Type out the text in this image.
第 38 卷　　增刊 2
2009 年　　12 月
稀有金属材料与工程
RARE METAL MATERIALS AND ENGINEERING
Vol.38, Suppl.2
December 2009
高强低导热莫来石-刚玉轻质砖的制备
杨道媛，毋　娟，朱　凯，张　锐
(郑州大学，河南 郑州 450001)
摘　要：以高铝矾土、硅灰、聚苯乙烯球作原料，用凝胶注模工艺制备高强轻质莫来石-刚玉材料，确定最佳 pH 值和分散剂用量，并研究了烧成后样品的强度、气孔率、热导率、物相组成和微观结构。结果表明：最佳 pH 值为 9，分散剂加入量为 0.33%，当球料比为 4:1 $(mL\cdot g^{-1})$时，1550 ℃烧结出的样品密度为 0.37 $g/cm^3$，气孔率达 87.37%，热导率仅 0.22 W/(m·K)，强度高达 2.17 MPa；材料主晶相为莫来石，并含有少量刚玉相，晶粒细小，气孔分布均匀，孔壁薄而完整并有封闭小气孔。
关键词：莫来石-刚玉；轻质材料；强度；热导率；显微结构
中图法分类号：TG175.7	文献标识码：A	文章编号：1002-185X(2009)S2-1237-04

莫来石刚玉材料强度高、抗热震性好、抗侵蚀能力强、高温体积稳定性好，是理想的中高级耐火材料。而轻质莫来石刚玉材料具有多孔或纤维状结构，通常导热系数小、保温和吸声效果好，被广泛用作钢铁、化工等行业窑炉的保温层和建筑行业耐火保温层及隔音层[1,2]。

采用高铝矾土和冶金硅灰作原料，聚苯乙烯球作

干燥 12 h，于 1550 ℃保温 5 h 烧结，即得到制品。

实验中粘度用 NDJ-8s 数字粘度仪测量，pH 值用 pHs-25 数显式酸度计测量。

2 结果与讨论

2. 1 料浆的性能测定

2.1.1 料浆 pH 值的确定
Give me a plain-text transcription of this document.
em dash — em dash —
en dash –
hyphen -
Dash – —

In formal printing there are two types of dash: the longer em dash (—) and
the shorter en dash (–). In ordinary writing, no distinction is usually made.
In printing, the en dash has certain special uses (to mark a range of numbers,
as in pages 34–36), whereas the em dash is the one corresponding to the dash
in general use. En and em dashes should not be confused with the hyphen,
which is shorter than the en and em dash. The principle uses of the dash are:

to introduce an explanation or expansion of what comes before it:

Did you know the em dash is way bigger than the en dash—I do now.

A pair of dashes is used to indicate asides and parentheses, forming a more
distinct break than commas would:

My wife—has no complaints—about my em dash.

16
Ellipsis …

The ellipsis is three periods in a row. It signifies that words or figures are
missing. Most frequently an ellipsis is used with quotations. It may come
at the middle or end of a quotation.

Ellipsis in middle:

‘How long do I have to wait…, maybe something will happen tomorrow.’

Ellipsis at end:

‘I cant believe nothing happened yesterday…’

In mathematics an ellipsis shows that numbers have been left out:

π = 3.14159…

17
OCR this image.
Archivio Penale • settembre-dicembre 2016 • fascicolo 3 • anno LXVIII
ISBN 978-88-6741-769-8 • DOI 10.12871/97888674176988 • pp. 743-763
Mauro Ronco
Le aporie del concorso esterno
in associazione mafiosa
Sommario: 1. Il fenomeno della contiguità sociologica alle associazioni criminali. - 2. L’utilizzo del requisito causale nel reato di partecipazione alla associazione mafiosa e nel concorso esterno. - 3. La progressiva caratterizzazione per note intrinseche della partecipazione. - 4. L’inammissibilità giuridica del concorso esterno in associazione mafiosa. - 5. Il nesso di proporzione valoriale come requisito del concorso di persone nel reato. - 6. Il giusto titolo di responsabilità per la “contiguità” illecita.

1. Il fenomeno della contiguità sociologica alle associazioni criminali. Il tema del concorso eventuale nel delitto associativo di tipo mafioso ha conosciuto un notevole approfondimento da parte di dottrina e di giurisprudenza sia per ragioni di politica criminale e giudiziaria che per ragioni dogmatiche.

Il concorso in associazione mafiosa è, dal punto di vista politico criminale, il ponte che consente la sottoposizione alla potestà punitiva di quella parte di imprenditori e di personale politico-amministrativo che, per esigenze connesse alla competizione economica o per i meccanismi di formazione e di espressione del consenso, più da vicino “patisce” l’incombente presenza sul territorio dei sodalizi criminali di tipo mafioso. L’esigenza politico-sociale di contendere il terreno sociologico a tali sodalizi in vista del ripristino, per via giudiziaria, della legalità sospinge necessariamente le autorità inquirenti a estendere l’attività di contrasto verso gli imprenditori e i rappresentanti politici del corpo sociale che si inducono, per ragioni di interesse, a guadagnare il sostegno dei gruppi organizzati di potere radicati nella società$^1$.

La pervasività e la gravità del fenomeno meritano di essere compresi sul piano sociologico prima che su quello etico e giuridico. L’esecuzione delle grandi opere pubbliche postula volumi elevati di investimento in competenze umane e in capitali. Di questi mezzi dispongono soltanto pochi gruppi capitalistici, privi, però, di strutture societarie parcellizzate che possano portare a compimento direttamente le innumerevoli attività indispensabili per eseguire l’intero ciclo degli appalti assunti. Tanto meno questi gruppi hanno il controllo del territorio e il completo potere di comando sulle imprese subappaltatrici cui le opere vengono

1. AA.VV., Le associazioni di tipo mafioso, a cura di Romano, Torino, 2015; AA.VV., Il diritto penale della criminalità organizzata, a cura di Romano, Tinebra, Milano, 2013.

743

+ + +

• **Exercise instructions**
Determine the count of lines in the data above with the string "have" in them, and give that count alone.

• **Exercise response**
2